Thursday 20 September 2012

September Books Review


Sebenarnya buku-buku ini sudah saya beli pada awal Juli lalu, tapi karena saya bacanya cuma sebentar-sebentar, atau kalo pas lagi pup di WC aja jadi selesainya lama. Bahkan buku yang judulnya "Rumah Arwah" aka The House of Spirit belum sempat saya baca karena baru-baru ini saya beli buku Memoar Kwee Thiam Tjing dan buku ke-4 tetralogi Inheritance yang pastinya lebih menarik untuk dibaca. Heheee....

The Spiderwick Chronicle

Ini nih buku jadul yang bioskopnya mau diputar di Surabaya beberapa tahun silam sebelum saya hijrah ke Jakarta, udah lama banget ya ? Waktu itu saya ingat banget pengen nonton Freddie Highmore yang nampak cute di diorama-nya. Alhasil setelah saya kelar baca novelnya, saya langsung minta suami donlotin film ini karena penasaran. Ternyataaaaa......filmnya jelek, aktingnya si Freddie juga pas-pasan kalo gamau dibilang jelek, cuma modal tampang doank imut. Kuciwaaa deh saia.....
Jadi, novel fantasy ini modelnya mirip kayak Narnia, mungkin juga pengarangnya dapet ide dari sana. Tokoh utama cerita yang hidup di dunia nyata berhubungan langsung dengan dunia gaib peri-peri dan makhluk ajaib di sekitar mereka. Plot cerita dibangun dengan sangat cerdas dan unik oleh Holly Black disertai ilustrasi menarik oleh Tony Diterlizzi sehingga membuat pembaca (saya) gak sabar untuk segera menyelesaikan ke-5 serinya.

* [BAHAN YANG DITAMPILKAN]:
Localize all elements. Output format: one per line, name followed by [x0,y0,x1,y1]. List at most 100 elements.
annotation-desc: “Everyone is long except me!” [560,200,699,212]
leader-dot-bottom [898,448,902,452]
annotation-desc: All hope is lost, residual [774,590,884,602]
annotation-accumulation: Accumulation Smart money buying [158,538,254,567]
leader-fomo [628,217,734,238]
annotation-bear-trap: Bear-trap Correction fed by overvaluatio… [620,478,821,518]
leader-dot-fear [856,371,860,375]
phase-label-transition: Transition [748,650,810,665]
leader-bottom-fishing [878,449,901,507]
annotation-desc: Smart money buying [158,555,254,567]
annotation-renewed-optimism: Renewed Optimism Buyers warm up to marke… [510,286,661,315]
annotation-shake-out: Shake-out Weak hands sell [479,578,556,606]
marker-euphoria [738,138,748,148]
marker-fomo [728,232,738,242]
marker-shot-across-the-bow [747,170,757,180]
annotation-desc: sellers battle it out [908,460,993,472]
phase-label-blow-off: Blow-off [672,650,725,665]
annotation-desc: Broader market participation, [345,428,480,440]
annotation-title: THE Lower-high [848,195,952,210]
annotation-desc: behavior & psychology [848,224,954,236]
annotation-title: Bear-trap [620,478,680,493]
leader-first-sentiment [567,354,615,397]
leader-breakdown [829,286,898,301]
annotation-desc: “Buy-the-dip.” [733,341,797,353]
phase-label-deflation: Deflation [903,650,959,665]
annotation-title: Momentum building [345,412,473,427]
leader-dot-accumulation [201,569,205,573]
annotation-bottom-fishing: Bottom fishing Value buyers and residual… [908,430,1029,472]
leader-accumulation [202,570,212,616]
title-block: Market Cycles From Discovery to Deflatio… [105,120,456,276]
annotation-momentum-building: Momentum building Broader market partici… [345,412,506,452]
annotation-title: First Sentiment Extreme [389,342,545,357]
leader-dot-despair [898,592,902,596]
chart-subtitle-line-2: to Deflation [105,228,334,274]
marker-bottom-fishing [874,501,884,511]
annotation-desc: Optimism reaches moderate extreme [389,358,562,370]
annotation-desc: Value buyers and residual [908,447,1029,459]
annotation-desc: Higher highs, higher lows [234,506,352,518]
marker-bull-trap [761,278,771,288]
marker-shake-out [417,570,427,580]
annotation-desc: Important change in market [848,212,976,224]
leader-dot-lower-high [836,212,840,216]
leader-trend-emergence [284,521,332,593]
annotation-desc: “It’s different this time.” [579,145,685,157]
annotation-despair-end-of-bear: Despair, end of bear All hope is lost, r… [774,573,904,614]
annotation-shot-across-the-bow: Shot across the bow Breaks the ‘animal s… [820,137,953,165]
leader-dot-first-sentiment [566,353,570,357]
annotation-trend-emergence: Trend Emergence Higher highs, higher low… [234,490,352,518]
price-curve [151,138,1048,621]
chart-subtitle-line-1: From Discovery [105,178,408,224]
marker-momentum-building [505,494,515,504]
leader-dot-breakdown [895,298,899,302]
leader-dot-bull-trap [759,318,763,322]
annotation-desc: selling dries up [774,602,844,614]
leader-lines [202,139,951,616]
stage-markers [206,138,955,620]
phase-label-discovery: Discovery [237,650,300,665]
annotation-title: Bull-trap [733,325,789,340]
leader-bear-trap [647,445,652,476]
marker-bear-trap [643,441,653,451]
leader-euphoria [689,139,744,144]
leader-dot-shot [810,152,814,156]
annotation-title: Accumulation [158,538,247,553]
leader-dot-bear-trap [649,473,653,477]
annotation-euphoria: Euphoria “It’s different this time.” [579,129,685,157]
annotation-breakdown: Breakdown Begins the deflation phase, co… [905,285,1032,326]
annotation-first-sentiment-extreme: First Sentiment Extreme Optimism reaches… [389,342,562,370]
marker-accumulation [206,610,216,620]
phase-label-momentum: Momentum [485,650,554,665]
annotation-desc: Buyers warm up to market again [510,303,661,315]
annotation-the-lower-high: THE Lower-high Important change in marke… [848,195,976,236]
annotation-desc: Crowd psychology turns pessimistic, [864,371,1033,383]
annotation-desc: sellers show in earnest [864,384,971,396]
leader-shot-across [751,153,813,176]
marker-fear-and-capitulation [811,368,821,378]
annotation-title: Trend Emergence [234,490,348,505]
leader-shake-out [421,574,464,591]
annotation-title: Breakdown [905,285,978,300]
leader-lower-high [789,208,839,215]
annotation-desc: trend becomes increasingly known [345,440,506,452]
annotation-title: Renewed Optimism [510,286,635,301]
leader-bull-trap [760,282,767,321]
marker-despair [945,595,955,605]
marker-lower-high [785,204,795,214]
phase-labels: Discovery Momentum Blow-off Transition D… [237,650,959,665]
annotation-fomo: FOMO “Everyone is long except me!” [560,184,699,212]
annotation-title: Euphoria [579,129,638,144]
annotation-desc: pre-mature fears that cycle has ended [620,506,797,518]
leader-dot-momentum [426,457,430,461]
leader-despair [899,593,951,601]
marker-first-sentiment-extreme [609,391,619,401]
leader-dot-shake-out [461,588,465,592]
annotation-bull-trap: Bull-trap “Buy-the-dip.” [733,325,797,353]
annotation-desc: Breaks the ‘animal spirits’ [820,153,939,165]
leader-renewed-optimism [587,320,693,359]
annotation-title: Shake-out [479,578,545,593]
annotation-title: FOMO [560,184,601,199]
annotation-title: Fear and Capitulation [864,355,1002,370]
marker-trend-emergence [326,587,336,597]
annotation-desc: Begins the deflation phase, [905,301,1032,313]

* [TUGAS 1]: Apakah ketiga pernyataan berikut sesuai dengan ulasan buku September? Jawab ya atau tidak untuk masing-masing, lalu kutip kata-kata dari ulasan yang menentukan jawaban itu. (a) Penulis ulasan sudah membaca buku "Rumah Arwah". (b) Penulis ulasan kecewa setelah menonton film The Spiderwick Chronicle. (c) Ilustrasi dalam novel itu dibuat oleh Holly Black.
* [TUGAS 2]: Lanjutkan ulasan buku September di atas, mulai dari kalimat terakhirnya.

* [JAWABAN 1]:
(a) Tidak: "belum sempat saya baca"
(b) Ya: "Kuciwaaa deh saia....."
(c) Tidak: "ilustrasi menarik oleh Tony Diterlizzi"

* [JAWABAN 2]:
The Story Girl


Pemeran utama dalam novel ini adalah anak-anak berusia belasan tahun dengan segala problema khas anak. Topik yang diangkat pada tiap bab pun rasanya ringan dan ceria, sesuai dengan emosi yang ingin dibangun oleh L.M.Montgomenry tentang romantisme dan keindahan pulau Prince Edward di musim panas dan musim gugur. Pengarang cewek itu tidak pernah membiarkan dirinya lupa menggambarkan betapa indah padang rumput, kebun buah, hutan mapple, gunung, lembah, bukit, tempat bermain, hutan, dan kebaikan hati orang-orang di Carlisle.
Saya ingin sekali bisa menceritakan keceriaan masa kanak-kanak yang begitu antusias dan penuh impian serta semangat dalam karya fiksi saya seperti yang sukses dilakukan L.M.Montgomery.


Nobody's Boy


"Slamat pagi pohonku...slamat pagi gunungku...slamat pagi teman-teman semuaaa....Aku kan pergi jauh demi cita-citaku, Remi mohon doa restu darimuuu...Jangan bersedih teman-temanku, hidup ini adalah perjuangan...marilah kita mulai melangkah, menuju cita-cita bahagiaa...."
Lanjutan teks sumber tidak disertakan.